Please reproduce the data below line for line, with no changes.

··· Listed entries

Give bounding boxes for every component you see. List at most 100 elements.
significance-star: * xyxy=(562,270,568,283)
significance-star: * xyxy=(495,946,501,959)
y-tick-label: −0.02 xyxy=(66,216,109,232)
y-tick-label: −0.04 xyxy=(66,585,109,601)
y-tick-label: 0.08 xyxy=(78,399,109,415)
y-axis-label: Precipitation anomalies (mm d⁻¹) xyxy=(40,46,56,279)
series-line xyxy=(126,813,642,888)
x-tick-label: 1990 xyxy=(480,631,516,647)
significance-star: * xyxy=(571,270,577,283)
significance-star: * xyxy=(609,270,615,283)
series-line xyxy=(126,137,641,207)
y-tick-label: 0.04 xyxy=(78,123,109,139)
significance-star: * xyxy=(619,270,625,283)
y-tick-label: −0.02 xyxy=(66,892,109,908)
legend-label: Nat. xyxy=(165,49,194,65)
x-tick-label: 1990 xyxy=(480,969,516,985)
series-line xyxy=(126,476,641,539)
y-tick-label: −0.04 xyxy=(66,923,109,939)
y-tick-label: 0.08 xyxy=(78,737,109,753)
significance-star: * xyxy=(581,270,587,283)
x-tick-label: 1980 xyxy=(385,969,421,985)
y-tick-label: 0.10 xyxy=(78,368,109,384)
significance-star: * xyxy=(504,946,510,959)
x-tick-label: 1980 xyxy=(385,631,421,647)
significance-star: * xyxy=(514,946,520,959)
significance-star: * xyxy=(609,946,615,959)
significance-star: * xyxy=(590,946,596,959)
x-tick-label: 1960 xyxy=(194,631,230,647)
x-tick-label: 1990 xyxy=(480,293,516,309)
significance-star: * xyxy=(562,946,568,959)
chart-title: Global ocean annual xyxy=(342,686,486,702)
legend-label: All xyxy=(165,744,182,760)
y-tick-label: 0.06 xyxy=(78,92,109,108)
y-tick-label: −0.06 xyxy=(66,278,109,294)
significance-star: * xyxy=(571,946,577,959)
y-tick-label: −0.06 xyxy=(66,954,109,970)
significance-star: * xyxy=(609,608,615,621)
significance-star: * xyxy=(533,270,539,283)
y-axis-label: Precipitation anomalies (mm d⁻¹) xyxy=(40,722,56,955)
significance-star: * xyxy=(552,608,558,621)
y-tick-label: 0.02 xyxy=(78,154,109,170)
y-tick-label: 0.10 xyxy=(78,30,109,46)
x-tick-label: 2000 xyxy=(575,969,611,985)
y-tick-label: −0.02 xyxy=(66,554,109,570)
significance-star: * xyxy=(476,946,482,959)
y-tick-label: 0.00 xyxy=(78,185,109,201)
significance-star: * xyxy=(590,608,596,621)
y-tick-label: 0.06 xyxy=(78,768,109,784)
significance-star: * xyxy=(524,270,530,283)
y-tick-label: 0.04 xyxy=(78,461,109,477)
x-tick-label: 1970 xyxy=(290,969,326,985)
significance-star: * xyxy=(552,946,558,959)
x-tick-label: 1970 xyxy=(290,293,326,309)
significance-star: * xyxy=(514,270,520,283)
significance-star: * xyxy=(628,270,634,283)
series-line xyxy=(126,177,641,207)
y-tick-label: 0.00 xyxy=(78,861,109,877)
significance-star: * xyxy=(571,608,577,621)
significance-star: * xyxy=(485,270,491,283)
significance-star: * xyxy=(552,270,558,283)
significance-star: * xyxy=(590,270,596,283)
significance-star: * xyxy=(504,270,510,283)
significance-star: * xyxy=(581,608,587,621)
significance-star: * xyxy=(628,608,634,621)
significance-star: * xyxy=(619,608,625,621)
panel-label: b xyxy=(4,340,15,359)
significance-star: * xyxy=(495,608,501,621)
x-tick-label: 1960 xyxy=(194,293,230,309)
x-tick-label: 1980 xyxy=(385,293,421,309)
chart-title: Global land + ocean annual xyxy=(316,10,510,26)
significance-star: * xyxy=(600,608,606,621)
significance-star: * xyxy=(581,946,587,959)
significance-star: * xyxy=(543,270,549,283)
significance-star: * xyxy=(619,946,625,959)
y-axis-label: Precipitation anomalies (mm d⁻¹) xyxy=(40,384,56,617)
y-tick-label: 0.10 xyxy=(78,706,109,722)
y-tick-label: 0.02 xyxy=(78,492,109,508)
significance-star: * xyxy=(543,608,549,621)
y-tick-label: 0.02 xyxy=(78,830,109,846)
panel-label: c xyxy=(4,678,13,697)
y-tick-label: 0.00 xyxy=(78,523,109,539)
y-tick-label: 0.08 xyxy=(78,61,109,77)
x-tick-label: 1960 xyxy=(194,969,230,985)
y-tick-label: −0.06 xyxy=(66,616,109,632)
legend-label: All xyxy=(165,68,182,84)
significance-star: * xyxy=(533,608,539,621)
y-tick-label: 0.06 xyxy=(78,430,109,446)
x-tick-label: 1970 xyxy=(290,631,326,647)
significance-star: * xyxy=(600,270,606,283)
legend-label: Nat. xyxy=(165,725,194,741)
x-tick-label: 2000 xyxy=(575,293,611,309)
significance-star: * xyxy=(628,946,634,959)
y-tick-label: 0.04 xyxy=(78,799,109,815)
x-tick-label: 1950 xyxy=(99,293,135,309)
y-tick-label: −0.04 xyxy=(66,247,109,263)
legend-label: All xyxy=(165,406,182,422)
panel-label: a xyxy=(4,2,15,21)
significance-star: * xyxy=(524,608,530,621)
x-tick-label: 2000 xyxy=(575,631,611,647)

······

■ **Written solution**:
Give bounding boxes for every component you see. List at most 100 elements.
significance-star: * xyxy=(562,270,568,283)
significance-star: * xyxy=(495,946,501,959)
y-tick-label: −0.02 xyxy=(66,216,109,232)
y-tick-label: −0.04 xyxy=(66,585,109,601)
y-tick-label: 0.08 xyxy=(78,399,109,415)
y-axis-label: Precipitation anomalies (mm d⁻¹) xyxy=(40,46,56,279)
series-line xyxy=(126,813,642,888)
x-tick-label: 1990 xyxy=(480,631,516,647)
significance-star: * xyxy=(571,270,577,283)
significance-star: * xyxy=(609,270,615,283)
series-line xyxy=(126,137,641,207)
y-tick-label: 0.04 xyxy=(78,123,109,139)
significance-star: * xyxy=(619,270,625,283)
y-tick-label: −0.02 xyxy=(66,892,109,908)
legend-label: Nat. xyxy=(165,49,194,65)
x-tick-label: 1990 xyxy=(480,969,516,985)
series-line xyxy=(126,476,641,539)
y-tick-label: −0.04 xyxy=(66,923,109,939)
y-tick-label: 0.08 xyxy=(78,737,109,753)
significance-star: * xyxy=(581,270,587,283)
x-tick-label: 1980 xyxy=(385,969,421,985)
y-tick-label: 0.10 xyxy=(78,368,109,384)
significance-star: * xyxy=(504,946,510,959)
x-tick-label: 1980 xyxy=(385,631,421,647)
significance-star: * xyxy=(514,946,520,959)
significance-star: * xyxy=(609,946,615,959)
significance-star: * xyxy=(590,946,596,959)
x-tick-label: 1960 xyxy=(194,631,230,647)
x-tick-label: 1990 xyxy=(480,293,516,309)
significance-star: * xyxy=(562,946,568,959)
chart-title: Global ocean annual xyxy=(342,686,486,702)
legend-label: All xyxy=(165,744,182,760)
y-tick-label: 0.06 xyxy=(78,92,109,108)
y-tick-label: −0.06 xyxy=(66,278,109,294)
significance-star: * xyxy=(571,946,577,959)
y-tick-label: −0.06 xyxy=(66,954,109,970)
significance-star: * xyxy=(609,608,615,621)
significance-star: * xyxy=(533,270,539,283)
y-axis-label: Precipitation anomalies (mm d⁻¹) xyxy=(40,722,56,955)
significance-star: * xyxy=(552,608,558,621)
y-tick-label: 0.02 xyxy=(78,154,109,170)
y-tick-label: 0.10 xyxy=(78,30,109,46)
x-tick-label: 2000 xyxy=(575,969,611,985)
y-tick-label: −0.02 xyxy=(66,554,109,570)
significance-star: * xyxy=(476,946,482,959)
y-tick-label: 0.00 xyxy=(78,185,109,201)
significance-star: * xyxy=(590,608,596,621)
y-tick-label: 0.06 xyxy=(78,768,109,784)
significance-star: * xyxy=(524,270,530,283)
y-tick-label: 0.04 xyxy=(78,461,109,477)
x-tick-label: 1970 xyxy=(290,969,326,985)
significance-star: * xyxy=(552,946,558,959)
x-tick-label: 1970 xyxy=(290,293,326,309)
significance-star: * xyxy=(514,270,520,283)
significance-star: * xyxy=(628,270,634,283)
series-line xyxy=(126,177,641,207)
y-tick-label: 0.00 xyxy=(78,861,109,877)
significance-star: * xyxy=(571,608,577,621)
significance-star: * xyxy=(485,270,491,283)
significance-star: * xyxy=(552,270,558,283)
significance-star: * xyxy=(590,270,596,283)
significance-star: * xyxy=(504,270,510,283)
significance-star: * xyxy=(581,608,587,621)
significance-star: * xyxy=(628,608,634,621)
significance-star: * xyxy=(619,608,625,621)
panel-label: b xyxy=(4,340,15,359)
significance-star: * xyxy=(495,608,501,621)
x-tick-label: 1960 xyxy=(194,293,230,309)
x-tick-label: 1980 xyxy=(385,293,421,309)
chart-title: Global land + ocean annual xyxy=(316,10,510,26)
significance-star: * xyxy=(600,608,606,621)
significance-star: * xyxy=(581,946,587,959)
significance-star: * xyxy=(543,270,549,283)
significance-star: * xyxy=(619,946,625,959)
y-axis-label: Precipitation anomalies (mm d⁻¹) xyxy=(40,384,56,617)
y-tick-label: 0.10 xyxy=(78,706,109,722)
y-tick-label: 0.02 xyxy=(78,492,109,508)
significance-star: * xyxy=(543,608,549,621)
y-tick-label: 0.02 xyxy=(78,830,109,846)
panel-label: c xyxy=(4,678,13,697)
y-tick-label: 0.00 xyxy=(78,523,109,539)
y-tick-label: 0.08 xyxy=(78,61,109,77)
x-tick-label: 1960 xyxy=(194,969,230,985)
y-tick-label: −0.06 xyxy=(66,616,109,632)
legend-label: All xyxy=(165,68,182,84)
significance-star: * xyxy=(533,608,539,621)
y-tick-label: 0.06 xyxy=(78,430,109,446)
x-tick-label: 1970 xyxy=(290,631,326,647)
significance-star: * xyxy=(600,270,606,283)
legend-label: Nat. xyxy=(165,725,194,741)
x-tick-label: 2000 xyxy=(575,293,611,309)
significance-star: * xyxy=(628,946,634,959)
y-tick-label: 0.04 xyxy=(78,799,109,815)
x-tick-label: 1950 xyxy=(99,293,135,309)
y-tick-label: −0.04 xyxy=(66,247,109,263)
legend-label: All xyxy=(165,406,182,422)
panel-label: a xyxy=(4,2,15,21)
significance-star: * xyxy=(524,608,530,621)
x-tick-label: 2000 xyxy=(575,631,611,647)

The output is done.